## [Source document]
--- --- ---

The first quote is from my post called Scared of Initiating Sex? and the second is from Beginner Bondage Questions. This article at Nerve, which being titled a little backhandedly actually brings out some research that shows that Christians tend to be more sexually satisfied with their partners and that religious women tend to orgasm more consistently than those who are not, particularly Protestants and Catholics. I’d call that a win.
Lastly, back in February of last year, Alex Henderson posted an article titled “Hipster” Christian: 9 hilarious attempts by the religious right to be cool subtitled “They want so badly to be hip – and yet they fail so spectacularly”. Now, I didn’t know I was trying to be hip, and no one has called me a hipster prior or since. This article was clearly just a shot at Christianity. But, people take shots at things they take notice of, and often are a bit afraid of.
Although SexWithinMarriage.com doesn’t address quite as wide a variety of sexual topics as ChristianNyphos.org, it has a similar focus: candid sexual talk for married Christian evangelicals. The website bills itself as “hot and monogamous, just as God intended,” and the site is full of headlines like, “Is It OK Not to Swallow?,” “Want More Sex? Go to Bed Naked,” “Is Mutual Masturbation OK for Married Christians?,” “Why Do Some Wives Like Their Hair Pulled?” and “Should Christians Mix Alcohol and Sex?” The site even has an article on introductory BDSM for Christians. Unfortunately, SexWithinMarriage.com excludes singles from all the fun the site describes, unless, of course, they quit being single.
Note: I added a lot of the links for your convenience, in case you find something you are interested in. Also, they changed bondage into BDSM as well…
Now, this author raises the supposition that the only reason I and others are writing about sex in such a manner is to expand the reach of Christianity, to make it “cool”. Of course, he missed the point, but hey, if that makes Christianity more attractive, why not.
All told, these articles have led hundreds to this blog, so I guess “even bad press is good press” or whatever the quote is.
What does this have to do with you?

--- --- ---

Document structure recognition data:

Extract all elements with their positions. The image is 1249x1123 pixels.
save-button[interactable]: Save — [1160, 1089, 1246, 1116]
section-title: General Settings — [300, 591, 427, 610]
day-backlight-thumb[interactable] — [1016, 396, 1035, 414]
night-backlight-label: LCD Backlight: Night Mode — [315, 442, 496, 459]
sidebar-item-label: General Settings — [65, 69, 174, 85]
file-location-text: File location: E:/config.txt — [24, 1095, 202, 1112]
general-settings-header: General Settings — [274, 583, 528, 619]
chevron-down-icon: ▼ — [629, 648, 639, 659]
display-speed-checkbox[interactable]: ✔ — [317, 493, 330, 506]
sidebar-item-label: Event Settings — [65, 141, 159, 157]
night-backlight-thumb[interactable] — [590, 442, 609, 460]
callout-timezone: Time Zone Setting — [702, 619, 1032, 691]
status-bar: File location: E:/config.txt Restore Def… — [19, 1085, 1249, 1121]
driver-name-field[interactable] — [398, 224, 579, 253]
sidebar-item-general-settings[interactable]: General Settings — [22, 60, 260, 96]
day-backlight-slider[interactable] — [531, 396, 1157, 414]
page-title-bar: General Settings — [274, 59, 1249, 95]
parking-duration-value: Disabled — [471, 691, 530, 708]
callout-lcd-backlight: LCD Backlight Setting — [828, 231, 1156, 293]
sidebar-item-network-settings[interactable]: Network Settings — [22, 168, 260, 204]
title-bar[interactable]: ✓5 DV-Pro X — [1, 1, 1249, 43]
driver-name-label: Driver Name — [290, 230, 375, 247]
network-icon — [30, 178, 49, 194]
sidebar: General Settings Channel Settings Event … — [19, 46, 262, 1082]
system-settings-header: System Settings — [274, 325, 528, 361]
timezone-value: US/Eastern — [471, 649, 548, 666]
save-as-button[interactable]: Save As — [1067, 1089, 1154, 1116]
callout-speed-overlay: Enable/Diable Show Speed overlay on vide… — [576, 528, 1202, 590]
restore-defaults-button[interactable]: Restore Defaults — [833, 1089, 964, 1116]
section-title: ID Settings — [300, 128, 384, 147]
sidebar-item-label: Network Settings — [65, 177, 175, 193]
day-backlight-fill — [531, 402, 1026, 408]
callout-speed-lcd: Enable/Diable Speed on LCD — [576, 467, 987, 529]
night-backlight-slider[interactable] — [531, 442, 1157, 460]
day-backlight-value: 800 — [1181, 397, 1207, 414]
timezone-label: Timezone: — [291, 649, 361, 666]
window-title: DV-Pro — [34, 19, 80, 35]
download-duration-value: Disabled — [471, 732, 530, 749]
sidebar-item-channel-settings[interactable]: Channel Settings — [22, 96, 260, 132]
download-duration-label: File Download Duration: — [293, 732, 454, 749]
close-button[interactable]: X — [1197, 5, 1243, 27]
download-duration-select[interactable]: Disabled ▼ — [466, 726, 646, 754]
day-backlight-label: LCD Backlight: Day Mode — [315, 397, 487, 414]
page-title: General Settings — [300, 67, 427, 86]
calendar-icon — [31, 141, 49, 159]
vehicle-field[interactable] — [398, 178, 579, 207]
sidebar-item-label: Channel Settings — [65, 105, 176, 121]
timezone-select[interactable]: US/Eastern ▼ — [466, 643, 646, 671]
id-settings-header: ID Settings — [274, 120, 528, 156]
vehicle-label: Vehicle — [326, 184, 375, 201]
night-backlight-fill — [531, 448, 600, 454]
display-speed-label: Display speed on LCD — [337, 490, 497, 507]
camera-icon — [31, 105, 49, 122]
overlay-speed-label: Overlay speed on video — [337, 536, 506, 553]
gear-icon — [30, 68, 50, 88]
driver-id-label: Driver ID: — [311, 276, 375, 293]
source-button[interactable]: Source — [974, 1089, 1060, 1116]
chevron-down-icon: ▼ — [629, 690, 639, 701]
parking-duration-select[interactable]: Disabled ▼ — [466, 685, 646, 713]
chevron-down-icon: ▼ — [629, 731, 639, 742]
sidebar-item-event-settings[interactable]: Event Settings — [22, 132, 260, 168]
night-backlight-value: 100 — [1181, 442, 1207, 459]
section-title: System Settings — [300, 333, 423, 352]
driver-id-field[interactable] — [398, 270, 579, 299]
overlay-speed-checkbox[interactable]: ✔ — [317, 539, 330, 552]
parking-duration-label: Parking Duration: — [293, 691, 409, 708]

--- --- ---

## [Task to complete]
From the blog post above, return the passage from "All told, these" up to and including "do with you?", copied word for word.

## [Reply]
All told, these articles have led hundreds to this blog, so I guess “even bad press is good press” or whatever the quote is.
What does this have to do with you?